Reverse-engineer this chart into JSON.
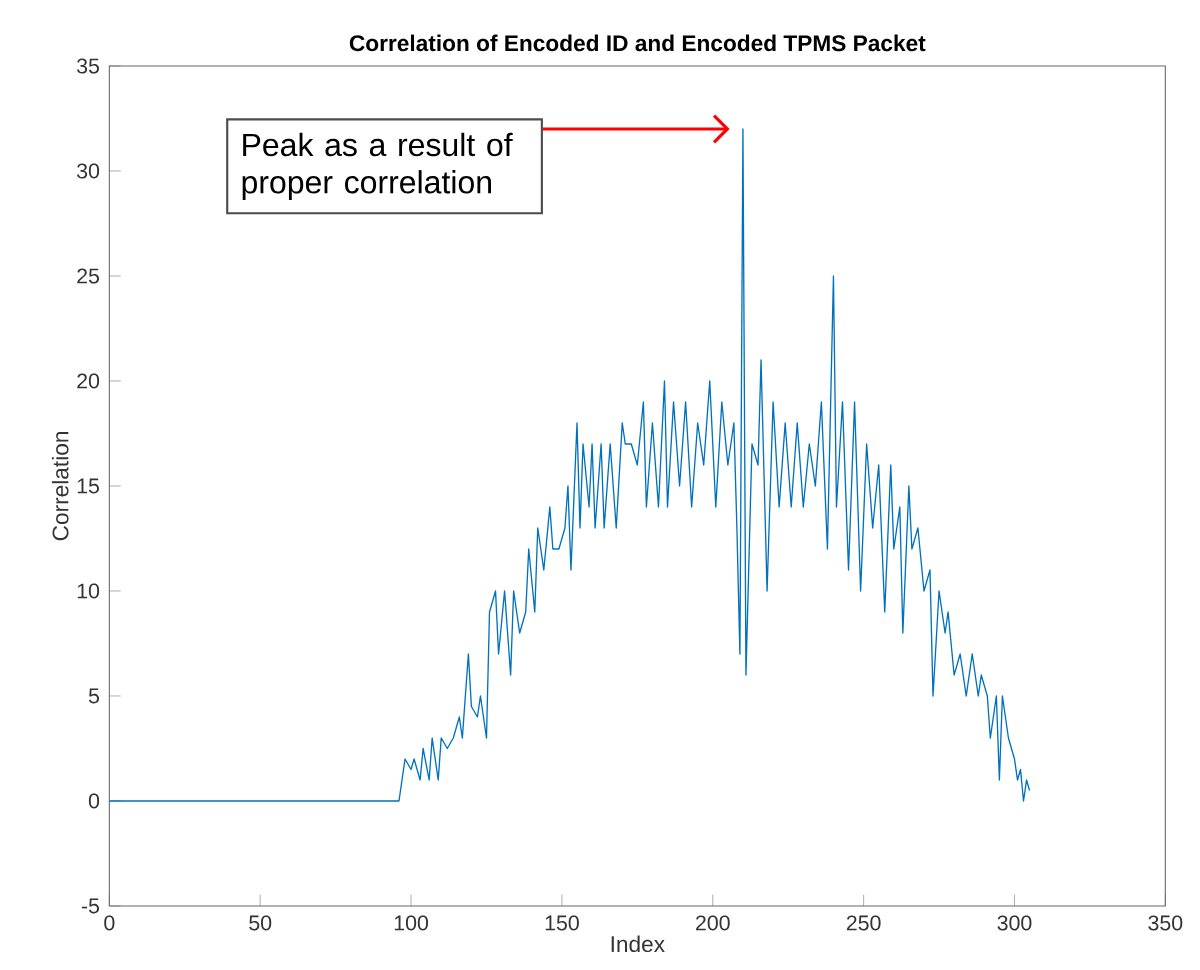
{
  "chart_data": {
    "type": "line",
    "title": "Correlation of Encoded ID and Encoded TPMS Packet",
    "xlabel": "Index",
    "ylabel": "Correlation",
    "xlim": [
      0,
      350
    ],
    "xticks": [
      0,
      50,
      100,
      150,
      200,
      250,
      300,
      350
    ],
    "ylim": [
      -5,
      35
    ],
    "yticks": [
      -5,
      0,
      5,
      10,
      15,
      20,
      25,
      30,
      35
    ],
    "marker": "none",
    "line_style": "solid",
    "annotations": [
      {
        "text": "Peak as a result of proper correlation",
        "x": 210,
        "y": 32
      }
    ],
    "series": [
      {
        "color": "#0072bd",
        "x": [
          0,
          96,
          97,
          98,
          100,
          101,
          103,
          104,
          106,
          107,
          109,
          110,
          112,
          114,
          116,
          117,
          119,
          120,
          122,
          123,
          125,
          126,
          128,
          129,
          131,
          133,
          134,
          136,
          138,
          139,
          141,
          142,
          144,
          146,
          147,
          149,
          151,
          152,
          153,
          155,
          156,
          157,
          159,
          160,
          161,
          163,
          164,
          166,
          168,
          170,
          171,
          173,
          175,
          177,
          178,
          180,
          182,
          184,
          185,
          187,
          189,
          191,
          193,
          195,
          197,
          199,
          201,
          203,
          205,
          207,
          208,
          209,
          210,
          211,
          213,
          215,
          216,
          218,
          220,
          222,
          224,
          226,
          228,
          230,
          232,
          234,
          236,
          238,
          240,
          241,
          243,
          245,
          247,
          249,
          251,
          253,
          255,
          257,
          259,
          260,
          262,
          263,
          265,
          266,
          268,
          270,
          272,
          273,
          275,
          277,
          278,
          280,
          282,
          284,
          286,
          288,
          289,
          291,
          292,
          294,
          295,
          296,
          298,
          300,
          301,
          302,
          303,
          304,
          305
        ],
        "values": [
          0,
          0,
          1,
          2,
          1.5,
          2,
          1,
          2.5,
          1,
          3,
          1,
          3,
          2.5,
          3,
          4,
          3,
          7,
          4.5,
          4,
          5,
          3,
          9,
          10,
          7,
          10,
          6,
          10,
          8,
          9,
          12,
          9,
          13,
          11,
          14,
          12,
          12,
          13,
          15,
          11,
          18,
          13,
          17,
          14,
          17,
          13,
          17,
          13,
          17,
          13,
          18,
          17,
          17,
          16,
          19,
          14,
          18,
          14,
          20,
          14,
          19,
          15,
          19,
          14,
          18,
          16,
          20,
          14,
          19,
          16,
          18,
          13,
          7,
          32,
          6,
          17,
          16,
          21,
          10,
          19,
          14,
          18,
          14,
          18,
          14,
          17,
          15,
          19,
          12,
          25,
          14,
          19,
          11,
          19,
          10,
          17,
          13,
          16,
          9,
          16,
          12,
          14,
          8,
          15,
          12,
          13,
          10,
          11,
          5,
          10,
          8,
          9,
          6,
          7,
          5,
          7,
          5,
          6,
          5,
          3,
          5,
          1,
          5,
          3,
          2,
          1,
          1.5,
          0,
          1,
          0.5
        ]
      }
    ]
  }
}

What needs to be done: Repeat the records above exactly, leaving out any pictures they contain.

Expected output:
Reverse-engineer this chart into JSON.
{
  "chart_data": {
    "type": "line",
    "title": "Correlation of Encoded ID and Encoded TPMS Packet",
    "xlabel": "Index",
    "ylabel": "Correlation",
    "xlim": [
      0,
      350
    ],
    "xticks": [
      0,
      50,
      100,
      150,
      200,
      250,
      300,
      350
    ],
    "ylim": [
      -5,
      35
    ],
    "yticks": [
      -5,
      0,
      5,
      10,
      15,
      20,
      25,
      30,
      35
    ],
    "marker": "none",
    "line_style": "solid",
    "annotations": [
      {
        "text": "Peak as a result of proper correlation",
        "x": 210,
        "y": 32
      }
    ],
    "series": [
      {
        "color": "#0072bd",
        "x": [
          0,
          96,
          97,
          98,
          100,
          101,
          103,
          104,
          106,
          107,
          109,
          110,
          112,
          114,
          116,
          117,
          119,
          120,
          122,
          123,
          125,
          126,
          128,
          129,
          131,
          133,
          134,
          136,
          138,
          139,
          141,
          142,
          144,
          146,
          147,
          149,
          151,
          152,
          153,
          155,
          156,
          157,
          159,
          160,
          161,
          163,
          164,
          166,
          168,
          170,
          171,
          173,
          175,
          177,
          178,
          180,
          182,
          184,
          185,
          187,
          189,
          191,
          193,
          195,
          197,
          199,
          201,
          203,
          205,
          207,
          208,
          209,
          210,
          211,
          213,
          215,
          216,
          218,
          220,
          222,
          224,
          226,
          228,
          230,
          232,
          234,
          236,
          238,
          240,
          241,
          243,
          245,
          247,
          249,
          251,
          253,
          255,
          257,
          259,
          260,
          262,
          263,
          265,
          266,
          268,
          270,
          272,
          273,
          275,
          277,
          278,
          280,
          282,
          284,
          286,
          288,
          289,
          291,
          292,
          294,
          295,
          296,
          298,
          300,
          301,
          302,
          303,
          304,
          305
        ],
        "values": [
          0,
          0,
          1,
          2,
          1.5,
          2,
          1,
          2.5,
          1,
          3,
          1,
          3,
          2.5,
          3,
          4,
          3,
          7,
          4.5,
          4,
          5,
          3,
          9,
          10,
          7,
          10,
          6,
          10,
          8,
          9,
          12,
          9,
          13,
          11,
          14,
          12,
          12,
          13,
          15,
          11,
          18,
          13,
          17,
          14,
          17,
          13,
          17,
          13,
          17,
          13,
          18,
          17,
          17,
          16,
          19,
          14,
          18,
          14,
          20,
          14,
          19,
          15,
          19,
          14,
          18,
          16,
          20,
          14,
          19,
          16,
          18,
          13,
          7,
          32,
          6,
          17,
          16,
          21,
          10,
          19,
          14,
          18,
          14,
          18,
          14,
          17,
          15,
          19,
          12,
          25,
          14,
          19,
          11,
          19,
          10,
          17,
          13,
          16,
          9,
          16,
          12,
          14,
          8,
          15,
          12,
          13,
          10,
          11,
          5,
          10,
          8,
          9,
          6,
          7,
          5,
          7,
          5,
          6,
          5,
          3,
          5,
          1,
          5,
          3,
          2,
          1,
          1.5,
          0,
          1,
          0.5
        ]
      }
    ]
  }
}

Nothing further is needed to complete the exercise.